### [REQUIRED TASK]
Write out the complete material exactly as it stands.

### [RECORDS TO PROCESS]

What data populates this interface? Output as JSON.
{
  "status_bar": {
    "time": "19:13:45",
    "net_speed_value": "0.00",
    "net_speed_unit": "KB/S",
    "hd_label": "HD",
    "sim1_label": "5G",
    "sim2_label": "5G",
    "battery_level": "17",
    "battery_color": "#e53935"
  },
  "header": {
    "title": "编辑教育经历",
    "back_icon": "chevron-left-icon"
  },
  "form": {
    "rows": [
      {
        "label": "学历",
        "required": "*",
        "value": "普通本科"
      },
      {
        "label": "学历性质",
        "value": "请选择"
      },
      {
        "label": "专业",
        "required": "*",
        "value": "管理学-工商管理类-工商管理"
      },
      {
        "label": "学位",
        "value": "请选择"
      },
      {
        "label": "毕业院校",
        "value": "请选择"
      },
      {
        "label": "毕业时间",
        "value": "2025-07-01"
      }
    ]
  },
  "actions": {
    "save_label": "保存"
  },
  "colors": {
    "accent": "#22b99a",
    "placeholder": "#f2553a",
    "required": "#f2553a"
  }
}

### [RESULT]
What data populates this interface? Output as JSON.
{
  "status_bar": {
    "time": "19:13:45",
    "net_speed_value": "0.00",
    "net_speed_unit": "KB/S",
    "hd_label": "HD",
    "sim1_label": "5G",
    "sim2_label": "5G",
    "battery_level": "17",
    "battery_color": "#e53935"
  },
  "header": {
    "title": "编辑教育经历",
    "back_icon": "chevron-left-icon"
  },
  "form": {
    "rows": [
      {
        "label": "学历",
        "required": "*",
        "value": "普通本科"
      },
      {
        "label": "学历性质",
        "value": "请选择"
      },
      {
        "label": "专业",
        "required": "*",
        "value": "管理学-工商管理类-工商管理"
      },
      {
        "label": "学位",
        "value": "请选择"
      },
      {
        "label": "毕业院校",
        "value": "请选择"
      },
      {
        "label": "毕业时间",
        "value": "2025-07-01"
      }
    ]
  },
  "actions": {
    "save_label": "保存"
  },
  "colors": {
    "accent": "#22b99a",
    "placeholder": "#f2553a",
    "required": "#f2553a"
  }
}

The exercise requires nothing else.